**Records to process**
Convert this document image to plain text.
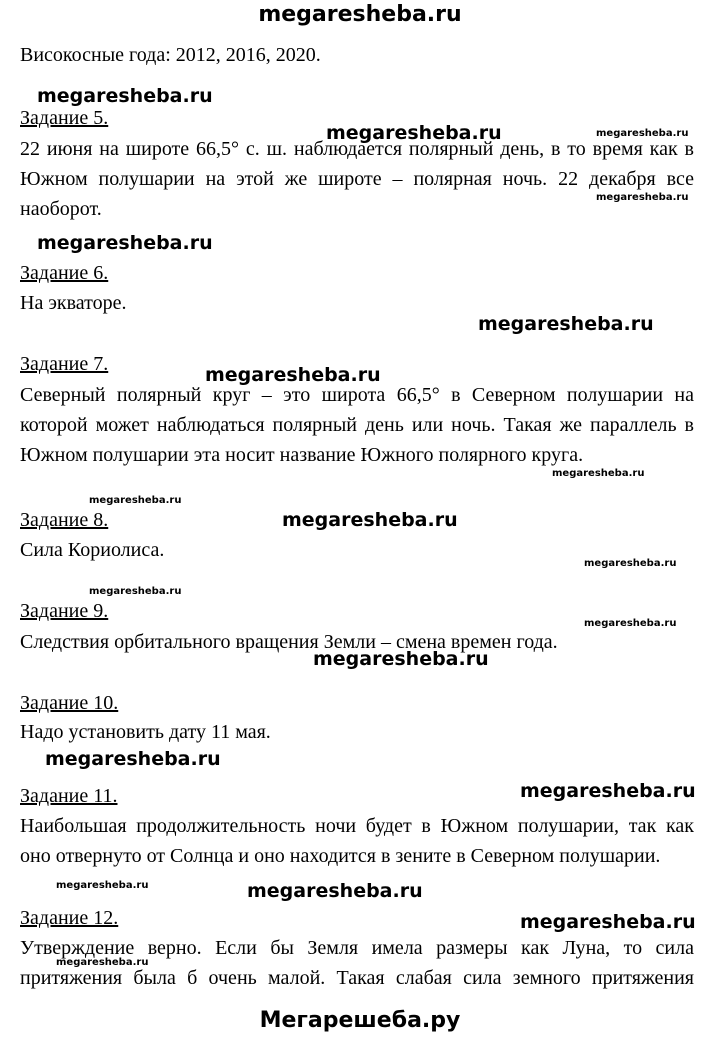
megaresheba.ru
Високосные года: 2012, 2016, 2020.
Задание 5.
22 июня на широте 66,5° с. ш. наблюдается полярный день, в то время как в
Южном полушарии на этой же широте – полярная ночь. 22 декабря все
наоборот.
Задание 6.
На экваторе.
Задание 7.
Северный полярный круг – это широта 66,5° в Северном полушарии на
которой может наблюдаться полярный день или ночь. Такая же параллель в
Южном полушарии эта носит название Южного полярного круга.
Задание 8.
Сила Кориолиса.
Задание 9.
Следствия орбитального вращения Земли – смена времен года.
Задание 10.
Надо установить дату 11 мая.
Задание 11.
Наибольшая продолжительность ночи будет в Южном полушарии, так как
оно отвернуто от Солнца и оно находится в зените в Северном полушарии.
Задание 12.
Утверждение верно. Если бы Земля имела размеры как Луна, то сила
притяжения была б очень малой. Такая слабая сила земного притяжения
megaresheba.ru
megaresheba.ru	megaresheba.ru
megaresheba.ru
megaresheba.ru
megaresheba.ru
megaresheba.ru
megaresheba.ru
megaresheba.ru
megaresheba.ru
megaresheba.ru
megaresheba.ru
megaresheba.ru
megaresheba.ru
megaresheba.ru
megaresheba.ru
megaresheba.ru	megaresheba.ru
megaresheba.ru
megaresheba.ru
Мегарешеба.ру
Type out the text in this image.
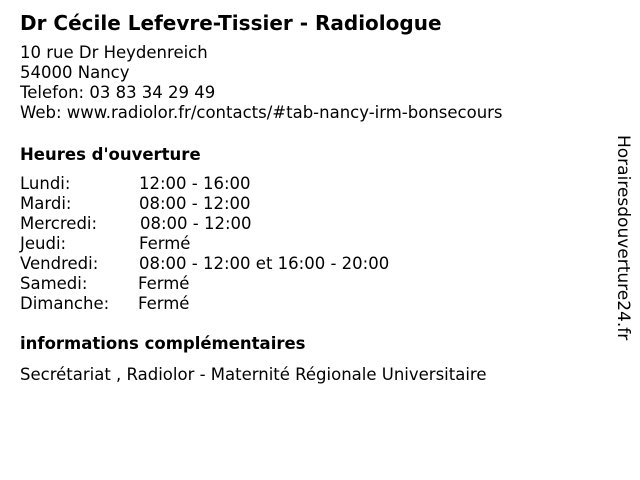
Dr Cécile Lefevre-Tissier - Radiologue
10 rue Dr Heydenreich
54000 Nancy
Telefon: 03 83 34 29 49
Web: www.radiolor.fr/contacts/#tab-nancy-irm-bonsecours
Heures d'ouverture
Lundi:	12:00 - 16:00
Mardi:	08:00 - 12:00
Mercredi:	08:00 - 12:00
Jeudi:	Fermé
Vendredi: 08:00 - 12:00 et 16:00 - 20:00
Samedi:	Fermé
Dimanche: Fermé
informations complémentaires
Secrétariat , Radiolor - Maternité Régionale Universitaire
Horairesdouverture24.fr
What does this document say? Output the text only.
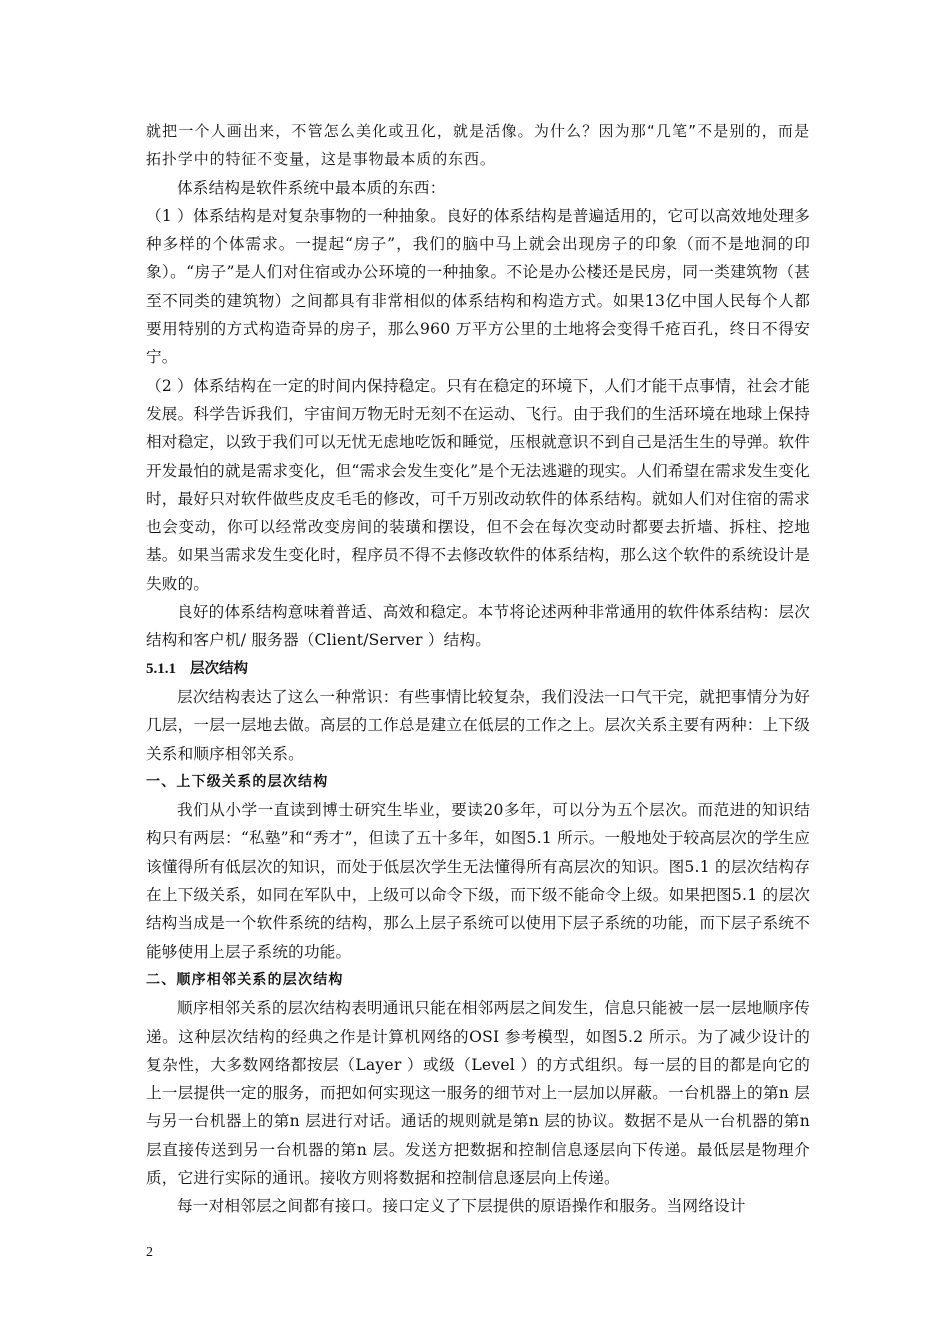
就把一个人画出来，不管怎么美化或丑化，就是活像。为什么？因为那“几笔”不是别的，而是拓扑学中的特征不变量，这是事物最本质的东西。

体系结构是软件系统中最本质的东西：

（1 ）体系结构是对复杂事物的一种抽象。良好的体系结构是普遍适用的，它可以高效地处理多种多样的个体需求。一提起“房子”，我们的脑中马上就会出现房子的印象（而不是地洞的印象）。“房子”是人们对住宿或办公环境的一种抽象。不论是办公楼还是民房，同一类建筑物（甚至不同类的建筑物）之间都具有非常相似的体系结构和构造方式。如果13亿中国人民每个人都要用特别的方式构造奇异的房子，那么960 万平方公里的土地将会变得千疮百孔，终日不得安宁。

（2 ）体系结构在一定的时间内保持稳定。只有在稳定的环境下，人们才能干点事情，社会才能发展。科学告诉我们，宇宙间万物无时无刻不在运动、飞行。由于我们的生活环境在地球上保持相对稳定，以致于我们可以无忧无虑地吃饭和睡觉，压根就意识不到自己是活生生的导弹。软件开发最怕的就是需求变化，但“需求会发生变化”是个无法逃避的现实。人们希望在需求发生变化时，最好只对软件做些皮皮毛毛的修改，可千万别改动软件的体系结构。就如人们对住宿的需求也会变动，你可以经常改变房间的装璜和摆设，但不会在每次变动时都要去折墙、拆柱、挖地基。如果当需求发生变化时，程序员不得不去修改软件的体系结构，那么这个软件的系统设计是失败的。

良好的体系结构意味着普适、高效和稳定。本节将论述两种非常通用的软件体系结构：层次结构和客户机/ 服务器（Client/Server ）结构。

5.1.1 层次结构

层次结构表达了这么一种常识：有些事情比较复杂，我们没法一口气干完，就把事情分为好几层，一层一层地去做。高层的工作总是建立在低层的工作之上。层次关系主要有两种：上下级关系和顺序相邻关系。

一、上下级关系的层次结构

我们从小学一直读到博士研究生毕业，要读20多年，可以分为五个层次。而范进的知识结构只有两层：“私塾”和“秀才”，但读了五十多年，如图5.1 所示。一般地处于较高层次的学生应该懂得所有低层次的知识，而处于低层次学生无法懂得所有高层次的知识。图5.1 的层次结构存在上下级关系，如同在军队中，上级可以命令下级，而下级不能命令上级。如果把图5.1 的层次结构当成是一个软件系统的结构，那么上层子系统可以使用下层子系统的功能，而下层子系统不能够使用上层子系统的功能。

二、顺序相邻关系的层次结构

顺序相邻关系的层次结构表明通讯只能在相邻两层之间发生，信息只能被一层一层地顺序传递。这种层次结构的经典之作是计算机网络的OSI 参考模型，如图5.2 所示。为了减少设计的复杂性，大多数网络都按层（Layer ）或级（Level ）的方式组织。每一层的目的都是向它的上一层提供一定的服务，而把如何实现这一服务的细节对上一层加以屏蔽。一台机器上的第n 层与另一台机器上的第n 层进行对话。通话的规则就是第n 层的协议。数据不是从一台机器的第n 层直接传送到另一台机器的第n 层。发送方把数据和控制信息逐层向下传递。最低层是物理介质，它进行实际的通讯。接收方则将数据和控制信息逐层向上传递。

每一对相邻层之间都有接口。接口定义了下层提供的原语操作和服务。当网络设计

2
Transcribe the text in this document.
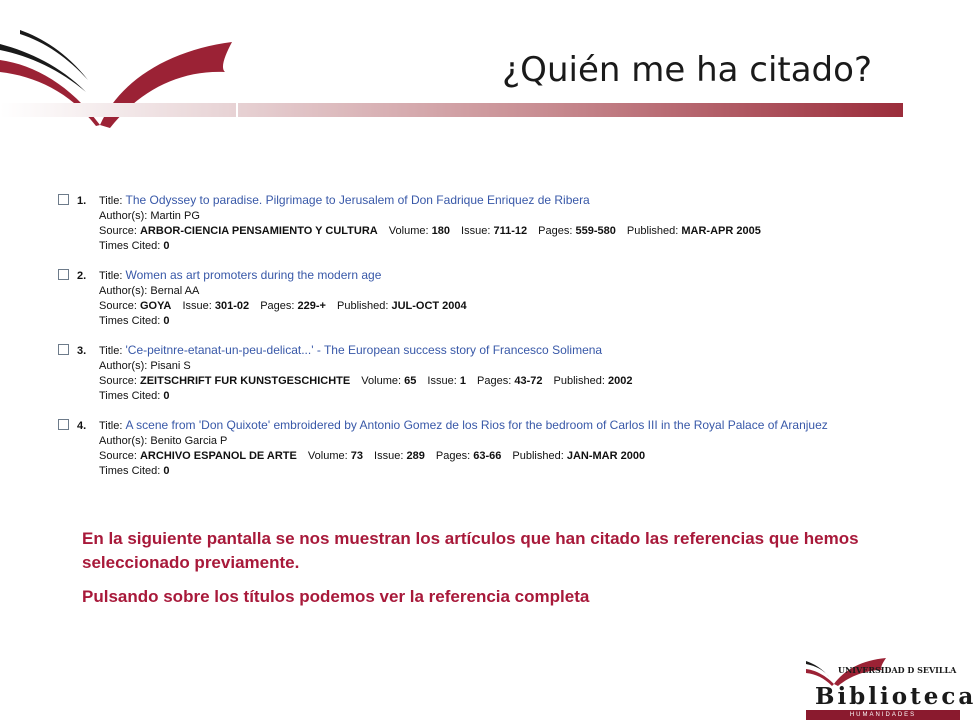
¿Quién me ha citado?
1. Title: The Odyssey to paradise. Pilgrimage to Jerusalem of Don Fadrique Enriquez de Ribera
Author(s): Martin PG
Source: ARBOR-CIENCIA PENSAMIENTO Y CULTURA Volume: 180 Issue: 711-12 Pages: 559-580 Published: MAR-APR 2005
Times Cited: 0
2. Title: Women as art promoters during the modern age
Author(s): Bernal AA
Source: GOYA Issue: 301-02 Pages: 229-+ Published: JUL-OCT 2004
Times Cited: 0
3. Title: 'Ce-peitnre-etanat-un-peu-delicat...' - The European success story of Francesco Solimena
Author(s): Pisani S
Source: ZEITSCHRIFT FUR KUNSTGESCHICHTE Volume: 65 Issue: 1 Pages: 43-72 Published: 2002
Times Cited: 0
4. Title: A scene from 'Don Quixote' embroidered by Antonio Gomez de los Rios for the bedroom of Carlos III in the Royal Palace of Aranjuez
Author(s): Benito Garcia P
Source: ARCHIVO ESPANOL DE ARTE Volume: 73 Issue: 289 Pages: 63-66 Published: JAN-MAR 2000
Times Cited: 0

En la siguiente pantalla se nos muestran los artículos que han citado las referencias que hemos seleccionado previamente.

Pulsando sobre los títulos podemos ver la referencia completa

UNIVERSIDAD D SEVILLA
Biblioteca
HUMANIDADES
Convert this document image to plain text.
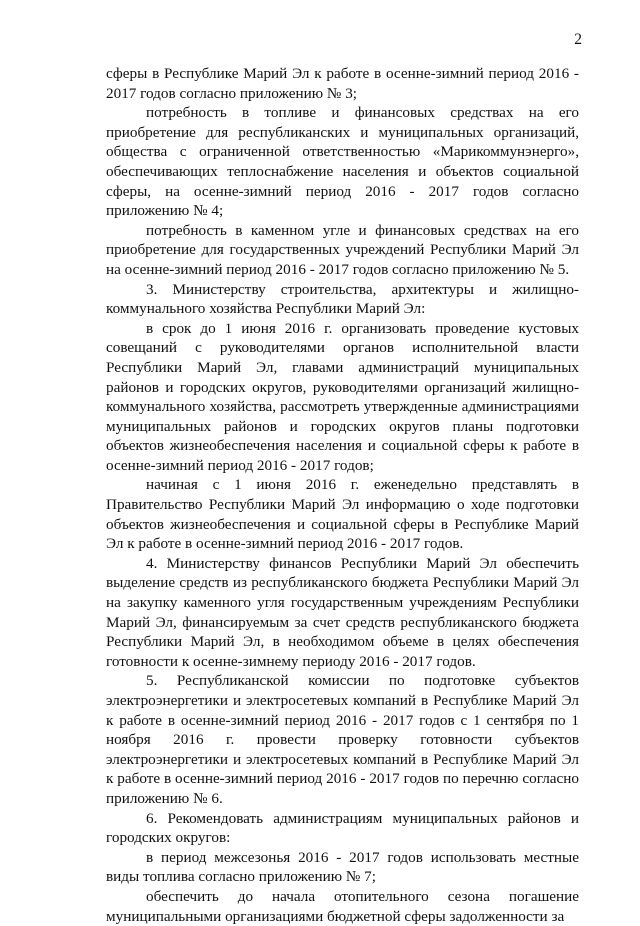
2

сферы в Республике Марий Эл к работе в осенне-зимний период 2016 - 2017 годов согласно приложению № 3;

потребность в топливе и финансовых средствах на его приобретение для республиканских и муниципальных организаций, общества с ограниченной ответственностью «Марикоммунэнерго», обеспечивающих теплоснабжение населения и объектов социальной сферы, на осенне-зимний период 2016 - 2017 годов согласно приложению № 4;

потребность в каменном угле и финансовых средствах на его приобретение для государственных учреждений Республики Марий Эл на осенне-зимний период 2016 - 2017 годов согласно приложению № 5.

3. Министерству строительства, архитектуры и жилищно-коммунального хозяйства Республики Марий Эл:

в срок до 1 июня 2016 г. организовать проведение кустовых совещаний с руководителями органов исполнительной власти Республики Марий Эл, главами администраций муниципальных районов и городских округов, руководителями организаций жилищно-коммунального хозяйства, рассмотреть утвержденные администрациями муниципальных районов и городских округов планы подготовки объектов жизнеобеспечения населения и социальной сферы к работе в осенне-зимний период 2016 - 2017 годов;

начиная с 1 июня 2016 г. еженедельно представлять в Правительство Республики Марий Эл информацию о ходе подготовки объектов жизнеобеспечения и социальной сферы в Республике Марий Эл к работе в осенне-зимний период 2016 - 2017 годов.

4. Министерству финансов Республики Марий Эл обеспечить выделение средств из республиканского бюджета Республики Марий Эл на закупку каменного угля государственным учреждениям Республики Марий Эл, финансируемым за счет средств республиканского бюджета Республики Марий Эл, в необходимом объеме в целях обеспечения готовности к осенне-зимнему периоду 2016 - 2017 годов.

5. Республиканской комиссии по подготовке субъектов электроэнергетики и электросетевых компаний в Республике Марий Эл к работе в осенне-зимний период 2016 - 2017 годов с 1 сентября по 1 ноября 2016 г. провести проверку готовности субъектов электроэнергетики и электросетевых компаний в Республике Марий Эл к работе в осенне-зимний период 2016 - 2017 годов по перечню согласно приложению № 6.

6. Рекомендовать администрациям муниципальных районов и городских округов:

в период межсезонья 2016 - 2017 годов использовать местные виды топлива согласно приложению № 7;

обеспечить до начала отопительного сезона погашение муниципальными организациями бюджетной сферы задолженности за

**Set problem**
Copy each line of the records that contains the word "округов".

**Correct response**
в срок до 1 июня 2016 г. организовать проведение кустовых совещаний с руководителями органов исполнительной власти Республики Марий Эл, главами администраций муниципальных районов и городских округов, руководителями организаций жилищно-коммунального хозяйства, рассмотреть утвержденные администрациями муниципальных районов и городских округов планы подготовки объектов жизнеобеспечения населения и социальной сферы к работе в осенне-зимний период 2016 - 2017 годов;
6. Рекомендовать администрациям муниципальных районов и городских округов:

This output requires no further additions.